**Set problem**:
Reproduce the following material verbatim, starting at its first line and ending at the line that contains "file-item[interactable]: C 12输出函数.c", with both of those lines included.

>> Begin Record list

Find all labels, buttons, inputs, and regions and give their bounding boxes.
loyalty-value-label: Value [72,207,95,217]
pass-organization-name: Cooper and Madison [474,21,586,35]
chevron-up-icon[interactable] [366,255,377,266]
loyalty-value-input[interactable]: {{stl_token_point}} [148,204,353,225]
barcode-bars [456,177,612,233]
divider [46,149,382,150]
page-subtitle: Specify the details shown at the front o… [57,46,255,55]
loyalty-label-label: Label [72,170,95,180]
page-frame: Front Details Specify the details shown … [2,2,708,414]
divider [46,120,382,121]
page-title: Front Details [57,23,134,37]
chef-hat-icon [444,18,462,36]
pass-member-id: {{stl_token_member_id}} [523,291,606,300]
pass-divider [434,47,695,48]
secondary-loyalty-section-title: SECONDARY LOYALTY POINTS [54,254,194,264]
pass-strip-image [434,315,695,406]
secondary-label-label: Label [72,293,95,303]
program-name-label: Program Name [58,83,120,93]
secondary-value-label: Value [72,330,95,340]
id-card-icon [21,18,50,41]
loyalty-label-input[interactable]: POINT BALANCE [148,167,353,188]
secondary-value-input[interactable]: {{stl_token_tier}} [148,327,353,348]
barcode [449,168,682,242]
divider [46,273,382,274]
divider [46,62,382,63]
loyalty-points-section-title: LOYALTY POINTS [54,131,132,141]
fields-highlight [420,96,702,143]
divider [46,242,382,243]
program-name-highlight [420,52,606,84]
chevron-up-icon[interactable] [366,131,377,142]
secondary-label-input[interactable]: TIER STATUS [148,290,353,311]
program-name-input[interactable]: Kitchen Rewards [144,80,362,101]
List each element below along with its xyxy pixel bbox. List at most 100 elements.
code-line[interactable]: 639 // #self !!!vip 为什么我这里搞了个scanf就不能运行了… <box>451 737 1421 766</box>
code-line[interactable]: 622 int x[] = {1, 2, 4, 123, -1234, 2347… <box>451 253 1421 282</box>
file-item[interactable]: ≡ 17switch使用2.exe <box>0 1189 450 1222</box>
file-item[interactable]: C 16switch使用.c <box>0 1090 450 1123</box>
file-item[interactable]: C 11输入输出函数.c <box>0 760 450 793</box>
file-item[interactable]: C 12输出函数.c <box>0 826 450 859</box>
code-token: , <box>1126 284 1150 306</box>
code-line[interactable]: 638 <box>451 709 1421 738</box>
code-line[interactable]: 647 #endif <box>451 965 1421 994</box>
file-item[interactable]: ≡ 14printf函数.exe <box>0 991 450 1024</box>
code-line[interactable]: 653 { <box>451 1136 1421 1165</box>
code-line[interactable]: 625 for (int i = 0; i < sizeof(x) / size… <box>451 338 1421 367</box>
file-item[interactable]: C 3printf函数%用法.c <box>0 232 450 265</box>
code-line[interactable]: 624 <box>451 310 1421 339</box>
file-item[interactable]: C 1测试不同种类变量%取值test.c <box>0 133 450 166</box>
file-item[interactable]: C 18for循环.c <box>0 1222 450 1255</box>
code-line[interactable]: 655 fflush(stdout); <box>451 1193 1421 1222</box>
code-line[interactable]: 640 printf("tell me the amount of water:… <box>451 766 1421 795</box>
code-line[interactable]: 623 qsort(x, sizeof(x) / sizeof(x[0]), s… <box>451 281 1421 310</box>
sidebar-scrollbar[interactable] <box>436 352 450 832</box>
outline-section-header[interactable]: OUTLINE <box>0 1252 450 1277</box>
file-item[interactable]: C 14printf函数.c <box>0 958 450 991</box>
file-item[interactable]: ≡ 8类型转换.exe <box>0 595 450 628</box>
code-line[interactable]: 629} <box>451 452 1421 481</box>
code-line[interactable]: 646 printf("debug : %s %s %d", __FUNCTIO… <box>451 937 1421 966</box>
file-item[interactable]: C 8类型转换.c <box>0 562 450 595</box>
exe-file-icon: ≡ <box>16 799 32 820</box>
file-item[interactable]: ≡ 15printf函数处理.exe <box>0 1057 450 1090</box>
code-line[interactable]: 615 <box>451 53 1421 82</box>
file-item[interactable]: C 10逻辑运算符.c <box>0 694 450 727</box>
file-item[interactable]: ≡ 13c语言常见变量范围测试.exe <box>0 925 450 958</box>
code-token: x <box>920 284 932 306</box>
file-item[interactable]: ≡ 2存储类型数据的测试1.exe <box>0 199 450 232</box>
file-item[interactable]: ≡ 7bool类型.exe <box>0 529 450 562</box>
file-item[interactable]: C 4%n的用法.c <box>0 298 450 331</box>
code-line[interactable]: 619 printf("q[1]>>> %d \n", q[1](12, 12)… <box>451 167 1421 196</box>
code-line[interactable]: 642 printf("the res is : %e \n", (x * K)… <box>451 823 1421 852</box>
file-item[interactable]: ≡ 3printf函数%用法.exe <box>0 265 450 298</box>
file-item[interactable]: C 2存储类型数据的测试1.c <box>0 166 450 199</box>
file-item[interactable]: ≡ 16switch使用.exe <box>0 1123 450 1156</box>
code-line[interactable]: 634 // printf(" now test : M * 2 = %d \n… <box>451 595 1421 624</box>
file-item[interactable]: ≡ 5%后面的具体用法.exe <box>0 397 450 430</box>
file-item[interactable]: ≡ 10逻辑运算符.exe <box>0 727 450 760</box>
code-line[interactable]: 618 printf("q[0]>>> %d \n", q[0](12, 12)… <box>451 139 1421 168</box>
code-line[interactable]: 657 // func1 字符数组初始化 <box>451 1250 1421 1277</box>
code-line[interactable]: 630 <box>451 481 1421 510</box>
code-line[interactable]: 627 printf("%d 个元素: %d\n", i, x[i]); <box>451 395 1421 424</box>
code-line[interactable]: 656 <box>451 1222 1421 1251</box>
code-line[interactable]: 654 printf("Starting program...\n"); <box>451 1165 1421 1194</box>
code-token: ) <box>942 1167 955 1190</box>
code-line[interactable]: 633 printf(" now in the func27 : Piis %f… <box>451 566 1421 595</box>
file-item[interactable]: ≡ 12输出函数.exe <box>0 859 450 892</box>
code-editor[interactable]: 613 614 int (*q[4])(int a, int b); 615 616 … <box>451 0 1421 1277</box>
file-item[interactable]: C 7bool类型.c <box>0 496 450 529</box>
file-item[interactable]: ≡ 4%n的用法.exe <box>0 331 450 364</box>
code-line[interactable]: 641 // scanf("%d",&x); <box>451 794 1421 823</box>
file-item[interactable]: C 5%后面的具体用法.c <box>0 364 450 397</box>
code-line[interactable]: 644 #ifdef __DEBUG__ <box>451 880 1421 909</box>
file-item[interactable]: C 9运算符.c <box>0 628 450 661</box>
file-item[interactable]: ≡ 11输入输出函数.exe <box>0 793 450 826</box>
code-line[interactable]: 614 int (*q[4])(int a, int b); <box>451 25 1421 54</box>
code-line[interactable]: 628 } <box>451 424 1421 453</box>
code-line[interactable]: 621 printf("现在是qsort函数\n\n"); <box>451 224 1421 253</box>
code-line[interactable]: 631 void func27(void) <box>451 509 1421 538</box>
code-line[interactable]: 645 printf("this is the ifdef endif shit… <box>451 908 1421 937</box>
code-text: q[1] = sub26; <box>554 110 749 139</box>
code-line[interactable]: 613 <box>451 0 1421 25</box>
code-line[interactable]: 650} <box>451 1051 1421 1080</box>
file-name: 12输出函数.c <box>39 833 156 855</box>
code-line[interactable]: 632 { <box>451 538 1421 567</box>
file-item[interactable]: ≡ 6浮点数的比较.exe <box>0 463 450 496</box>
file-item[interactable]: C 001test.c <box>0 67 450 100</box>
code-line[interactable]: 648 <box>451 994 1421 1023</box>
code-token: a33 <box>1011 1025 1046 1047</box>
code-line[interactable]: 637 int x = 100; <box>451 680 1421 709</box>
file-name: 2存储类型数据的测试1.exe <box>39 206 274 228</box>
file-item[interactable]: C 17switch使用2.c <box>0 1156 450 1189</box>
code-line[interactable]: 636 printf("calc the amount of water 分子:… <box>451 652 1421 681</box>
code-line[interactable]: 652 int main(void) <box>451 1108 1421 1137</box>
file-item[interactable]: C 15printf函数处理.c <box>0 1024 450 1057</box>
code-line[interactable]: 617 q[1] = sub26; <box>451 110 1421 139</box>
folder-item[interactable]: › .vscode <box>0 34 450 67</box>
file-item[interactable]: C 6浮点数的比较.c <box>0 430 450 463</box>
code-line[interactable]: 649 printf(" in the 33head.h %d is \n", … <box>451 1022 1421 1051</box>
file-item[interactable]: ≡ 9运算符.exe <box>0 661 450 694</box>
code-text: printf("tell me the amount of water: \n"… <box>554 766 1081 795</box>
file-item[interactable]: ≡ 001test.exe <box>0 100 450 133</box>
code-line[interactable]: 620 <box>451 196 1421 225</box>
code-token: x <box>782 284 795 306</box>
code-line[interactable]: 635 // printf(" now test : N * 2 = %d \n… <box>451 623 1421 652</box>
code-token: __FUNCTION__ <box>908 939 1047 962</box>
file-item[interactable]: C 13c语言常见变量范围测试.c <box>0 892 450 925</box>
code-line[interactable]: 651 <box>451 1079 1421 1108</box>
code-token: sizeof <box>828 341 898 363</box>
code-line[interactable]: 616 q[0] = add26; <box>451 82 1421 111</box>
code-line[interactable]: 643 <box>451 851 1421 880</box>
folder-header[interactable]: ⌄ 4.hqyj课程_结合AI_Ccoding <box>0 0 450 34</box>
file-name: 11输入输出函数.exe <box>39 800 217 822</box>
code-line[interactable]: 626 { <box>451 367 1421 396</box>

>> End Record list

**Response to the exercise**:
Find all labels, buttons, inputs, and regions and give their bounding boxes.
loyalty-value-label: Value [72,207,95,217]
pass-organization-name: Cooper and Madison [474,21,586,35]
chevron-up-icon[interactable] [366,255,377,266]
loyalty-value-input[interactable]: {{stl_token_point}} [148,204,353,225]
barcode-bars [456,177,612,233]
divider [46,149,382,150]
page-subtitle: Specify the details shown at the front o… [57,46,255,55]
loyalty-label-label: Label [72,170,95,180]
page-frame: Front Details Specify the details shown … [2,2,708,414]
divider [46,120,382,121]
page-title: Front Details [57,23,134,37]
chef-hat-icon [444,18,462,36]
pass-member-id: {{stl_token_member_id}} [523,291,606,300]
pass-divider [434,47,695,48]
secondary-loyalty-section-title: SECONDARY LOYALTY POINTS [54,254,194,264]
pass-strip-image [434,315,695,406]
secondary-label-label: Label [72,293,95,303]
program-name-label: Program Name [58,83,120,93]
secondary-value-label: Value [72,330,95,340]
id-card-icon [21,18,50,41]
loyalty-label-input[interactable]: POINT BALANCE [148,167,353,188]
secondary-value-input[interactable]: {{stl_token_tier}} [148,327,353,348]
barcode [449,168,682,242]
divider [46,273,382,274]
divider [46,62,382,63]
loyalty-points-section-title: LOYALTY POINTS [54,131,132,141]
fields-highlight [420,96,702,143]
divider [46,242,382,243]
program-name-highlight [420,52,606,84]
chevron-up-icon[interactable] [366,131,377,142]
secondary-label-input[interactable]: TIER STATUS [148,290,353,311]
program-name-input[interactable]: Kitchen Rewards [144,80,362,101]
List each element below along with its xyxy pixel bbox. List at most 100 elements.
code-line[interactable]: 639 // #self !!!vip 为什么我这里搞了个scanf就不能运行了… <box>451 737 1421 766</box>
code-line[interactable]: 622 int x[] = {1, 2, 4, 123, -1234, 2347… <box>451 253 1421 282</box>
file-item[interactable]: ≡ 17switch使用2.exe <box>0 1189 450 1222</box>
file-item[interactable]: C 16switch使用.c <box>0 1090 450 1123</box>
file-item[interactable]: C 11输入输出函数.c <box>0 760 450 793</box>
file-item[interactable]: C 12输出函数.c <box>0 826 450 859</box>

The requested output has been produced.